#### Record list ####

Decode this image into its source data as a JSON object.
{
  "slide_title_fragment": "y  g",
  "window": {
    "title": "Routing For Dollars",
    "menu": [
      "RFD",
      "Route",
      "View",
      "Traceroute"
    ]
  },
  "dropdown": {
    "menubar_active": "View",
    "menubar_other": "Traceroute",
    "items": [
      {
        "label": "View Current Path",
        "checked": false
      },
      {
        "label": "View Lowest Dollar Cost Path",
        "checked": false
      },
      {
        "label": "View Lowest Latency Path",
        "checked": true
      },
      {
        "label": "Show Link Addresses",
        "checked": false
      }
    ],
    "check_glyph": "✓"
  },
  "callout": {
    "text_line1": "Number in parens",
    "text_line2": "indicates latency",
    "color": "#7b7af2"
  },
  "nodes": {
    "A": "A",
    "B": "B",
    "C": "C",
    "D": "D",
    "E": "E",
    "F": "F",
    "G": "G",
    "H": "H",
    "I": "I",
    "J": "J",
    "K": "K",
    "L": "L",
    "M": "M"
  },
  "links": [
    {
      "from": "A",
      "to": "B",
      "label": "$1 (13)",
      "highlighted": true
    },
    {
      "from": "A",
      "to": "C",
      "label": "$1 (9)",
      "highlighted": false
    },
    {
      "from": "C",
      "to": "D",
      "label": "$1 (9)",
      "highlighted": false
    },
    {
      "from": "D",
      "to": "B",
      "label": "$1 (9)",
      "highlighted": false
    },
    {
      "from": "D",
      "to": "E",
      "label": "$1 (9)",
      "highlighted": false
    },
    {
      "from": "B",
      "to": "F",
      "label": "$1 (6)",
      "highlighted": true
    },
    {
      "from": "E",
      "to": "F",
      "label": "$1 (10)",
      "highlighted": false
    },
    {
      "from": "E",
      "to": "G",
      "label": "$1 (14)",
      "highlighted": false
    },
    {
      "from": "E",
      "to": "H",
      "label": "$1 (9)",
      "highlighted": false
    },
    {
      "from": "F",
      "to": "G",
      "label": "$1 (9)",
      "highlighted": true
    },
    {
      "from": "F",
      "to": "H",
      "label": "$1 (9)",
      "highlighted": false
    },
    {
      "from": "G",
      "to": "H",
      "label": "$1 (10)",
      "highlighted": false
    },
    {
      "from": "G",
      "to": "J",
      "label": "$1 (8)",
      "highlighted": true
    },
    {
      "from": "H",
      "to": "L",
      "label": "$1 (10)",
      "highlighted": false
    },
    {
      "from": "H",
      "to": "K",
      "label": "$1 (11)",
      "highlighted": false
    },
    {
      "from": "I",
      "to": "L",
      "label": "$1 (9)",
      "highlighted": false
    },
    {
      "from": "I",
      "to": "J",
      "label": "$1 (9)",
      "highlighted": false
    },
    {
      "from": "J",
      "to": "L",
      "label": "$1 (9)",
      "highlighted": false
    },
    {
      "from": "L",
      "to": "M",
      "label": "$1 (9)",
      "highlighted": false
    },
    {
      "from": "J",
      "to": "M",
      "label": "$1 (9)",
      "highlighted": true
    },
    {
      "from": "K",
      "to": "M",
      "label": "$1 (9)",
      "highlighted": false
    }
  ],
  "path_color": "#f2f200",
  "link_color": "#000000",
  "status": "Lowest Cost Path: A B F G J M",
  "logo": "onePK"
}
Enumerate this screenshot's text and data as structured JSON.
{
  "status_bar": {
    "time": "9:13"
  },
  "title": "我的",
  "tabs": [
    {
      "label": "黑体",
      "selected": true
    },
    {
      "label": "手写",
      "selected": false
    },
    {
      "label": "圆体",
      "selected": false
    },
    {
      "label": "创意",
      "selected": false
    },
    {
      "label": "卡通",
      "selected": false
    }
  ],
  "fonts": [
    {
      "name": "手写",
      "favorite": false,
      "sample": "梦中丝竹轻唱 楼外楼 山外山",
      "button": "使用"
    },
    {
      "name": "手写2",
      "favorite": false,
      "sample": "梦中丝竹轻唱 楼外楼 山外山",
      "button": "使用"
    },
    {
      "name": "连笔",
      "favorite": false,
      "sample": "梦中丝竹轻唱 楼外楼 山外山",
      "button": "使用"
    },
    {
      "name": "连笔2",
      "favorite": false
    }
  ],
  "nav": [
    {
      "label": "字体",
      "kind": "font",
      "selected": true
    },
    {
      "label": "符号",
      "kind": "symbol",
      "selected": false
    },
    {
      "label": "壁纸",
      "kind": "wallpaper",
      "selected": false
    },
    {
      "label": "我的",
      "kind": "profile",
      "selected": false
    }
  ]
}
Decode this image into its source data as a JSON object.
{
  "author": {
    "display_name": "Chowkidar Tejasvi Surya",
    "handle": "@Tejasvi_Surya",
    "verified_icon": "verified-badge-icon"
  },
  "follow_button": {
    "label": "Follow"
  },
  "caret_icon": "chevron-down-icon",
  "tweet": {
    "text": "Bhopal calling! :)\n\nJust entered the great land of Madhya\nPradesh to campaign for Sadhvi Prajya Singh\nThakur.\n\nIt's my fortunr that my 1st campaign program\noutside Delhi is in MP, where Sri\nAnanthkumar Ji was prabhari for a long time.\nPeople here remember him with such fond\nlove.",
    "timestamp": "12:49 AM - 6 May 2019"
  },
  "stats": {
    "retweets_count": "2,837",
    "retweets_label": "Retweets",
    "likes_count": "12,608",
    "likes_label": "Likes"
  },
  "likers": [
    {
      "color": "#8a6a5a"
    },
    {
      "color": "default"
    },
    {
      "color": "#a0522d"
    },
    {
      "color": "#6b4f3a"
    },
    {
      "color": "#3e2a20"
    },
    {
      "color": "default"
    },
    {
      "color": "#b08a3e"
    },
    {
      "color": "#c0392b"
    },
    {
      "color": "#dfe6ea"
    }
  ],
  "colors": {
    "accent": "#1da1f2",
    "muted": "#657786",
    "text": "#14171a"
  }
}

####

Exercise directions: Extract every line that has the string "icon" in it.

Expected output:
    "verified_icon": "verified-badge-icon"
  "caret_icon": "chevron-down-icon",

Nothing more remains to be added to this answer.